Material to process:
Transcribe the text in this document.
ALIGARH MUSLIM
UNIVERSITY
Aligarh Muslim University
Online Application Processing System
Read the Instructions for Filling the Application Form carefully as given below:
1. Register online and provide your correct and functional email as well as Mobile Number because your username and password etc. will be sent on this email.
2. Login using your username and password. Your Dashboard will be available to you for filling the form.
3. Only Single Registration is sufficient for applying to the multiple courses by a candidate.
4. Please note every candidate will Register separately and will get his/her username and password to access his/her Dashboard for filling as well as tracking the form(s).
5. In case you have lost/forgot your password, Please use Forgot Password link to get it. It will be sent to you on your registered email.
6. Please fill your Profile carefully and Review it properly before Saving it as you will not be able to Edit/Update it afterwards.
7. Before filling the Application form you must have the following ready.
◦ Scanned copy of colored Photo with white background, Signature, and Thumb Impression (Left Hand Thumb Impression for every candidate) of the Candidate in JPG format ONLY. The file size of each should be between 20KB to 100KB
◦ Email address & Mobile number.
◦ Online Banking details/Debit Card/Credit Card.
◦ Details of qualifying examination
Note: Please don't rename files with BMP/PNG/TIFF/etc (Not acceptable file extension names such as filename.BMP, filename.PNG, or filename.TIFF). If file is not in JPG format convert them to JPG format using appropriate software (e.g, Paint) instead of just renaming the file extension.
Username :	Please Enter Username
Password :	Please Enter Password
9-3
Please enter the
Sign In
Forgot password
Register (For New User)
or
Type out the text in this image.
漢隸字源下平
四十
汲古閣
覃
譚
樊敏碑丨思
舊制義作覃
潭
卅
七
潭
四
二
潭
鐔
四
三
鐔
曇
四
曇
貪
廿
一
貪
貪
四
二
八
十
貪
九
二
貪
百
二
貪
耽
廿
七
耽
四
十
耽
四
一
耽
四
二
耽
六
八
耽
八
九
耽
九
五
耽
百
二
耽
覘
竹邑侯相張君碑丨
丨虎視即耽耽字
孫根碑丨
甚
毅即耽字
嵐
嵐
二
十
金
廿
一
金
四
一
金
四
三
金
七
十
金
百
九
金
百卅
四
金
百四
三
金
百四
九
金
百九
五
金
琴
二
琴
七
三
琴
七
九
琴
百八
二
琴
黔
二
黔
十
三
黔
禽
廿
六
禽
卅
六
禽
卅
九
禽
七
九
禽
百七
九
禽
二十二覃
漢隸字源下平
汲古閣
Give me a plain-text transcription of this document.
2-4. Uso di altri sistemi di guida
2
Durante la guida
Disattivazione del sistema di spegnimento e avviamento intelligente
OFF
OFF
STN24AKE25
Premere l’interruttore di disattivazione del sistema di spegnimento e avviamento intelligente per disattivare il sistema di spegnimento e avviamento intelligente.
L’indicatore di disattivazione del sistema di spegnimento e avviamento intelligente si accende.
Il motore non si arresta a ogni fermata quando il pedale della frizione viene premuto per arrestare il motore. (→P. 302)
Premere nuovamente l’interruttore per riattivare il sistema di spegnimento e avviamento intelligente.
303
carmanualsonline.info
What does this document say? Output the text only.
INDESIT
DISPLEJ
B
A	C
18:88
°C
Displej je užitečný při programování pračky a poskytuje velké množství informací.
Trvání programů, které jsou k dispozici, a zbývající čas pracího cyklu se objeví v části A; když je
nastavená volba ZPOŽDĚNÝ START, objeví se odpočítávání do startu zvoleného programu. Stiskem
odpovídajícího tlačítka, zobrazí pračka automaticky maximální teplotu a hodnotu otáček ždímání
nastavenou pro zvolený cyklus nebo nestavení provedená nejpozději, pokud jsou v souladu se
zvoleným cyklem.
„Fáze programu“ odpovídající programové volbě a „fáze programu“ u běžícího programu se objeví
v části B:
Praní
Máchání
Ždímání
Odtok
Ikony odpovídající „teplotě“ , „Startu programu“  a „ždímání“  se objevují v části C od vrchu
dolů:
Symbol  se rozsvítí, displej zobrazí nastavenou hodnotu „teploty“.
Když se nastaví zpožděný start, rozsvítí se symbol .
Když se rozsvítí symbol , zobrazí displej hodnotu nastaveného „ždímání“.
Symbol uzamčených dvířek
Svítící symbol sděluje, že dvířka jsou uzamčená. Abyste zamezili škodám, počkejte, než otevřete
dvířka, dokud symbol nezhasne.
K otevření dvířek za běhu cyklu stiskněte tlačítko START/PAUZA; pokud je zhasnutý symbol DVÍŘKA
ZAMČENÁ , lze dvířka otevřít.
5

Your instructions:
Output only the lines running from the line with "Give me a plain-text" through the final line of the data, inclusive.

Result of the task:
Give me a plain-text transcription of this document.
2-4. Uso di altri sistemi di guida
2
Durante la guida
Disattivazione del sistema di spegnimento e avviamento intelligente
OFF
OFF
STN24AKE25
Premere l’interruttore di disattivazione del sistema di spegnimento e avviamento intelligente per disattivare il sistema di spegnimento e avviamento intelligente.
L’indicatore di disattivazione del sistema di spegnimento e avviamento intelligente si accende.
Il motore non si arresta a ogni fermata quando il pedale della frizione viene premuto per arrestare il motore. (→P. 302)
Premere nuovamente l’interruttore per riattivare il sistema di spegnimento e avviamento intelligente.
303
carmanualsonline.info
What does this document say? Output the text only.
INDESIT
DISPLEJ
B
A	C
18:88
°C
Displej je užitečný při programování pračky a poskytuje velké množství informací.
Trvání programů, které jsou k dispozici, a zbývající čas pracího cyklu se objeví v části A; když je
nastavená volba ZPOŽDĚNÝ START, objeví se odpočítávání do startu zvoleného programu. Stiskem
odpovídajícího tlačítka, zobrazí pračka automaticky maximální teplotu a hodnotu otáček ždímání
nastavenou pro zvolený cyklus nebo nestavení provedená nejpozději, pokud jsou v souladu se
zvoleným cyklem.
„Fáze programu“ odpovídající programové volbě a „fáze programu“ u běžícího programu se objeví
v části B:
Praní
Máchání
Ždímání
Odtok
Ikony odpovídající „teplotě“ , „Startu programu“  a „ždímání“  se objevují v části C od vrchu
dolů:
Symbol  se rozsvítí, displej zobrazí nastavenou hodnotu „teploty“.
Když se nastaví zpožděný start, rozsvítí se symbol .
Když se rozsvítí symbol , zobrazí displej hodnotu nastaveného „ždímání“.
Symbol uzamčených dvířek
Svítící symbol sděluje, že dvířka jsou uzamčená. Abyste zamezili škodám, počkejte, než otevřete
dvířka, dokud symbol nezhasne.
K otevření dvířek za běhu cyklu stiskněte tlačítko START/PAUZA; pokud je zhasnutý symbol DVÍŘKA
ZAMČENÁ , lze dvířka otevřít.
5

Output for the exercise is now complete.